→ **Short task**: Write out the whole listing exactly as it stands.

→ **Data excerpts**:
--- start ---

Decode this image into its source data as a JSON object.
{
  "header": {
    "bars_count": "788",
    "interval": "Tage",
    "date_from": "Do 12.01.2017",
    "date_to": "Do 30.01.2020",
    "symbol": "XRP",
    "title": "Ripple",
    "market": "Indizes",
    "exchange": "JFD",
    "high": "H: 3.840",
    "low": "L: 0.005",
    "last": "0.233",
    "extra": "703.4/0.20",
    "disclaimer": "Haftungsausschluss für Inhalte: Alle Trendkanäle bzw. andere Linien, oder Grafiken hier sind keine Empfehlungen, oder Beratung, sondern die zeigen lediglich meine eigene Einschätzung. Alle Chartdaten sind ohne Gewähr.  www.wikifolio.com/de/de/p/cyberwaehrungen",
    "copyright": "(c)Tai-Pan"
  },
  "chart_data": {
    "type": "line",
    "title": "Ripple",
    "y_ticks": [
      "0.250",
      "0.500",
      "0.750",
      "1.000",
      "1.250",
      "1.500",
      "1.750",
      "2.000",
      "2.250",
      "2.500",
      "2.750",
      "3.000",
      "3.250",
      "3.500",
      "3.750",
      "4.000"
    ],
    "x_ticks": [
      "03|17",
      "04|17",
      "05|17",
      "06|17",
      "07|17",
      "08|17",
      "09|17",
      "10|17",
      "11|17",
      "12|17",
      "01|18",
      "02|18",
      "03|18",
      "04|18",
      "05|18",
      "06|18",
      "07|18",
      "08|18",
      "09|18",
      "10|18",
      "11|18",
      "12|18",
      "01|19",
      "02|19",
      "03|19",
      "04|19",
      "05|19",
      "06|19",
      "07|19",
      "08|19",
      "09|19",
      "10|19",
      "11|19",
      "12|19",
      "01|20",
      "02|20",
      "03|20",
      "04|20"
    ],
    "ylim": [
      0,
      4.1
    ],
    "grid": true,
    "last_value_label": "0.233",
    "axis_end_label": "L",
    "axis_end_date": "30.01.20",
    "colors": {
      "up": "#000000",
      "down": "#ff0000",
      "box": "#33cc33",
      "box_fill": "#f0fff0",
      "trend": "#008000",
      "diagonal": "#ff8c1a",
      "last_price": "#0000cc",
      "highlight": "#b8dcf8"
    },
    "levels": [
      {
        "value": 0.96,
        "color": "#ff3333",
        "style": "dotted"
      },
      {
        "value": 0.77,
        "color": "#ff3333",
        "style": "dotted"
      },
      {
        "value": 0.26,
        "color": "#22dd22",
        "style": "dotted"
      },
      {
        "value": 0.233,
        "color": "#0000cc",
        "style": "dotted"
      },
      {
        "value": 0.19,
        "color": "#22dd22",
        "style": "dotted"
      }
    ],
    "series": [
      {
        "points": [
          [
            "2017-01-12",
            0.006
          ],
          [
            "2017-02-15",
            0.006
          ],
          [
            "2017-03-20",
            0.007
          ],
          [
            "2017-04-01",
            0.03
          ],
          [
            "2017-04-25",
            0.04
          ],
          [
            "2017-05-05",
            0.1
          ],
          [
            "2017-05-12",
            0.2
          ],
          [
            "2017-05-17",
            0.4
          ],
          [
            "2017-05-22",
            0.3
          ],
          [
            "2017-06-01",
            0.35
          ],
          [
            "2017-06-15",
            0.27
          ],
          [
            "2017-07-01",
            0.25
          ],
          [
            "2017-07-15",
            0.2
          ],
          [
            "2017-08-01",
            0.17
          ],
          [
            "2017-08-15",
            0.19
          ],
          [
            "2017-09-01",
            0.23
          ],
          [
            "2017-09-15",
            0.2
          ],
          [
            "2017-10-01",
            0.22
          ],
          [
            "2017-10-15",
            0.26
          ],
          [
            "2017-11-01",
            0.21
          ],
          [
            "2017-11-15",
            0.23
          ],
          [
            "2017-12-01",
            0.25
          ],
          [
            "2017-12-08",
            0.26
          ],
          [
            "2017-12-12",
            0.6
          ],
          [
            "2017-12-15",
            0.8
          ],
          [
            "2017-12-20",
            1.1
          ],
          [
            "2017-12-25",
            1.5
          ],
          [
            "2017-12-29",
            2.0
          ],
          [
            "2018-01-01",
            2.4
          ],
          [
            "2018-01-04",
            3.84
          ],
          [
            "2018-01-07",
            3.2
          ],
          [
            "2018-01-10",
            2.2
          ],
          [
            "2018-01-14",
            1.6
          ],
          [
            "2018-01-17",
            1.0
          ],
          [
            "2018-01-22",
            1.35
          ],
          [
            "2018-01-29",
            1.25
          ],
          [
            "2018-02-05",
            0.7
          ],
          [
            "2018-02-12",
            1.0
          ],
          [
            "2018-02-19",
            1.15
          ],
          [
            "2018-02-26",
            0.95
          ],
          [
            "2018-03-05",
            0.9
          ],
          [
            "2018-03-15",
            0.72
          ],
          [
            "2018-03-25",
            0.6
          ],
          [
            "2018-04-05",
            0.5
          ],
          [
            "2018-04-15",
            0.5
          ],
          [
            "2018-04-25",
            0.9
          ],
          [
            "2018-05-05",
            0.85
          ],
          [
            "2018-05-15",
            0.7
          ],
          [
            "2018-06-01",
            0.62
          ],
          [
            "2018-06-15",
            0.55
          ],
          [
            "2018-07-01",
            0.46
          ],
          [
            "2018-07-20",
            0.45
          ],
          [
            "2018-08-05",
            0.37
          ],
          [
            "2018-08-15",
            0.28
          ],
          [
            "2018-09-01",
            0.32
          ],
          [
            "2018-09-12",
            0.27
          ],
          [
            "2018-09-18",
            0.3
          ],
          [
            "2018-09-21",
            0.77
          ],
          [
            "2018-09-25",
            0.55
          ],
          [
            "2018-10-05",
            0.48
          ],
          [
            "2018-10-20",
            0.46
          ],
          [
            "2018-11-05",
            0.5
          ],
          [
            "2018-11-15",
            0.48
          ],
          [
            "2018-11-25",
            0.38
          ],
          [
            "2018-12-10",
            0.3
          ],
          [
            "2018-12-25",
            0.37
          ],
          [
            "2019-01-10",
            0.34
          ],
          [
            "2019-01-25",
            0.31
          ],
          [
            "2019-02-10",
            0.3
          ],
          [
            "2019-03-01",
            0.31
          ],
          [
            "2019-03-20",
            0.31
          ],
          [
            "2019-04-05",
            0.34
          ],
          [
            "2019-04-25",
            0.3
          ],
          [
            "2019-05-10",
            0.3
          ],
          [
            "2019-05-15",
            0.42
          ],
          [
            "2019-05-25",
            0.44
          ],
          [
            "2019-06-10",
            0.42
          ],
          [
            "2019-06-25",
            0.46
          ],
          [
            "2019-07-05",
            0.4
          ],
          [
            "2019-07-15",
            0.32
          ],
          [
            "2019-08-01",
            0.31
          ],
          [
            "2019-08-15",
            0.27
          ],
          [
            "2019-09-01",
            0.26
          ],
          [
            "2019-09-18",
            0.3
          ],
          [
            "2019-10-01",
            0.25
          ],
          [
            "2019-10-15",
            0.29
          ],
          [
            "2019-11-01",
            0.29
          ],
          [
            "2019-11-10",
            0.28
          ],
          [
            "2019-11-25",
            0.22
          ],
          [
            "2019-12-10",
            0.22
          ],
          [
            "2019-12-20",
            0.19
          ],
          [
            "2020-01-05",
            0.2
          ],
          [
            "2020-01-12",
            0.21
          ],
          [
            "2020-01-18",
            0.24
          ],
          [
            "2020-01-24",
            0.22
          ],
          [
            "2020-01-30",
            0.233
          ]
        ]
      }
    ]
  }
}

--- end ---

→ **The reply**:
Decode this image into its source data as a JSON object.
{
  "header": {
    "bars_count": "788",
    "interval": "Tage",
    "date_from": "Do 12.01.2017",
    "date_to": "Do 30.01.2020",
    "symbol": "XRP",
    "title": "Ripple",
    "market": "Indizes",
    "exchange": "JFD",
    "high": "H: 3.840",
    "low": "L: 0.005",
    "last": "0.233",
    "extra": "703.4/0.20",
    "disclaimer": "Haftungsausschluss für Inhalte: Alle Trendkanäle bzw. andere Linien, oder Grafiken hier sind keine Empfehlungen, oder Beratung, sondern die zeigen lediglich meine eigene Einschätzung. Alle Chartdaten sind ohne Gewähr.  www.wikifolio.com/de/de/p/cyberwaehrungen",
    "copyright": "(c)Tai-Pan"
  },
  "chart_data": {
    "type": "line",
    "title": "Ripple",
    "y_ticks": [
      "0.250",
      "0.500",
      "0.750",
      "1.000",
      "1.250",
      "1.500",
      "1.750",
      "2.000",
      "2.250",
      "2.500",
      "2.750",
      "3.000",
      "3.250",
      "3.500",
      "3.750",
      "4.000"
    ],
    "x_ticks": [
      "03|17",
      "04|17",
      "05|17",
      "06|17",
      "07|17",
      "08|17",
      "09|17",
      "10|17",
      "11|17",
      "12|17",
      "01|18",
      "02|18",
      "03|18",
      "04|18",
      "05|18",
      "06|18",
      "07|18",
      "08|18",
      "09|18",
      "10|18",
      "11|18",
      "12|18",
      "01|19",
      "02|19",
      "03|19",
      "04|19",
      "05|19",
      "06|19",
      "07|19",
      "08|19",
      "09|19",
      "10|19",
      "11|19",
      "12|19",
      "01|20",
      "02|20",
      "03|20",
      "04|20"
    ],
    "ylim": [
      0,
      4.1
    ],
    "grid": true,
    "last_value_label": "0.233",
    "axis_end_label": "L",
    "axis_end_date": "30.01.20",
    "colors": {
      "up": "#000000",
      "down": "#ff0000",
      "box": "#33cc33",
      "box_fill": "#f0fff0",
      "trend": "#008000",
      "diagonal": "#ff8c1a",
      "last_price": "#0000cc",
      "highlight": "#b8dcf8"
    },
    "levels": [
      {
        "value": 0.96,
        "color": "#ff3333",
        "style": "dotted"
      },
      {
        "value": 0.77,
        "color": "#ff3333",
        "style": "dotted"
      },
      {
        "value": 0.26,
        "color": "#22dd22",
        "style": "dotted"
      },
      {
        "value": 0.233,
        "color": "#0000cc",
        "style": "dotted"
      },
      {
        "value": 0.19,
        "color": "#22dd22",
        "style": "dotted"
      }
    ],
    "series": [
      {
        "points": [
          [
            "2017-01-12",
            0.006
          ],
          [
            "2017-02-15",
            0.006
          ],
          [
            "2017-03-20",
            0.007
          ],
          [
            "2017-04-01",
            0.03
          ],
          [
            "2017-04-25",
            0.04
          ],
          [
            "2017-05-05",
            0.1
          ],
          [
            "2017-05-12",
            0.2
          ],
          [
            "2017-05-17",
            0.4
          ],
          [
            "2017-05-22",
            0.3
          ],
          [
            "2017-06-01",
            0.35
          ],
          [
            "2017-06-15",
            0.27
          ],
          [
            "2017-07-01",
            0.25
          ],
          [
            "2017-07-15",
            0.2
          ],
          [
            "2017-08-01",
            0.17
          ],
          [
            "2017-08-15",
            0.19
          ],
          [
            "2017-09-01",
            0.23
          ],
          [
            "2017-09-15",
            0.2
          ],
          [
            "2017-10-01",
            0.22
          ],
          [
            "2017-10-15",
            0.26
          ],
          [
            "2017-11-01",
            0.21
          ],
          [
            "2017-11-15",
            0.23
          ],
          [
            "2017-12-01",
            0.25
          ],
          [
            "2017-12-08",
            0.26
          ],
          [
            "2017-12-12",
            0.6
          ],
          [
            "2017-12-15",
            0.8
          ],
          [
            "2017-12-20",
            1.1
          ],
          [
            "2017-12-25",
            1.5
          ],
          [
            "2017-12-29",
            2.0
          ],
          [
            "2018-01-01",
            2.4
          ],
          [
            "2018-01-04",
            3.84
          ],
          [
            "2018-01-07",
            3.2
          ],
          [
            "2018-01-10",
            2.2
          ],
          [
            "2018-01-14",
            1.6
          ],
          [
            "2018-01-17",
            1.0
          ],
          [
            "2018-01-22",
            1.35
          ],
          [
            "2018-01-29",
            1.25
          ],
          [
            "2018-02-05",
            0.7
          ],
          [
            "2018-02-12",
            1.0
          ],
          [
            "2018-02-19",
            1.15
          ],
          [
            "2018-02-26",
            0.95
          ],
          [
            "2018-03-05",
            0.9
          ],
          [
            "2018-03-15",
            0.72
          ],
          [
            "2018-03-25",
            0.6
          ],
          [
            "2018-04-05",
            0.5
          ],
          [
            "2018-04-15",
            0.5
          ],
          [
            "2018-04-25",
            0.9
          ],
          [
            "2018-05-05",
            0.85
          ],
          [
            "2018-05-15",
            0.7
          ],
          [
            "2018-06-01",
            0.62
          ],
          [
            "2018-06-15",
            0.55
          ],
          [
            "2018-07-01",
            0.46
          ],
          [
            "2018-07-20",
            0.45
          ],
          [
            "2018-08-05",
            0.37
          ],
          [
            "2018-08-15",
            0.28
          ],
          [
            "2018-09-01",
            0.32
          ],
          [
            "2018-09-12",
            0.27
          ],
          [
            "2018-09-18",
            0.3
          ],
          [
            "2018-09-21",
            0.77
          ],
          [
            "2018-09-25",
            0.55
          ],
          [
            "2018-10-05",
            0.48
          ],
          [
            "2018-10-20",
            0.46
          ],
          [
            "2018-11-05",
            0.5
          ],
          [
            "2018-11-15",
            0.48
          ],
          [
            "2018-11-25",
            0.38
          ],
          [
            "2018-12-10",
            0.3
          ],
          [
            "2018-12-25",
            0.37
          ],
          [
            "2019-01-10",
            0.34
          ],
          [
            "2019-01-25",
            0.31
          ],
          [
            "2019-02-10",
            0.3
          ],
          [
            "2019-03-01",
            0.31
          ],
          [
            "2019-03-20",
            0.31
          ],
          [
            "2019-04-05",
            0.34
          ],
          [
            "2019-04-25",
            0.3
          ],
          [
            "2019-05-10",
            0.3
          ],
          [
            "2019-05-15",
            0.42
          ],
          [
            "2019-05-25",
            0.44
          ],
          [
            "2019-06-10",
            0.42
          ],
          [
            "2019-06-25",
            0.46
          ],
          [
            "2019-07-05",
            0.4
          ],
          [
            "2019-07-15",
            0.32
          ],
          [
            "2019-08-01",
            0.31
          ],
          [
            "2019-08-15",
            0.27
          ],
          [
            "2019-09-01",
            0.26
          ],
          [
            "2019-09-18",
            0.3
          ],
          [
            "2019-10-01",
            0.25
          ],
          [
            "2019-10-15",
            0.29
          ],
          [
            "2019-11-01",
            0.29
          ],
          [
            "2019-11-10",
            0.28
          ],
          [
            "2019-11-25",
            0.22
          ],
          [
            "2019-12-10",
            0.22
          ],
          [
            "2019-12-20",
            0.19
          ],
          [
            "2020-01-05",
            0.2
          ],
          [
            "2020-01-12",
            0.21
          ],
          [
            "2020-01-18",
            0.24
          ],
          [
            "2020-01-24",
            0.22
          ],
          [
            "2020-01-30",
            0.233
          ]
        ]
      }
    ]
  }
}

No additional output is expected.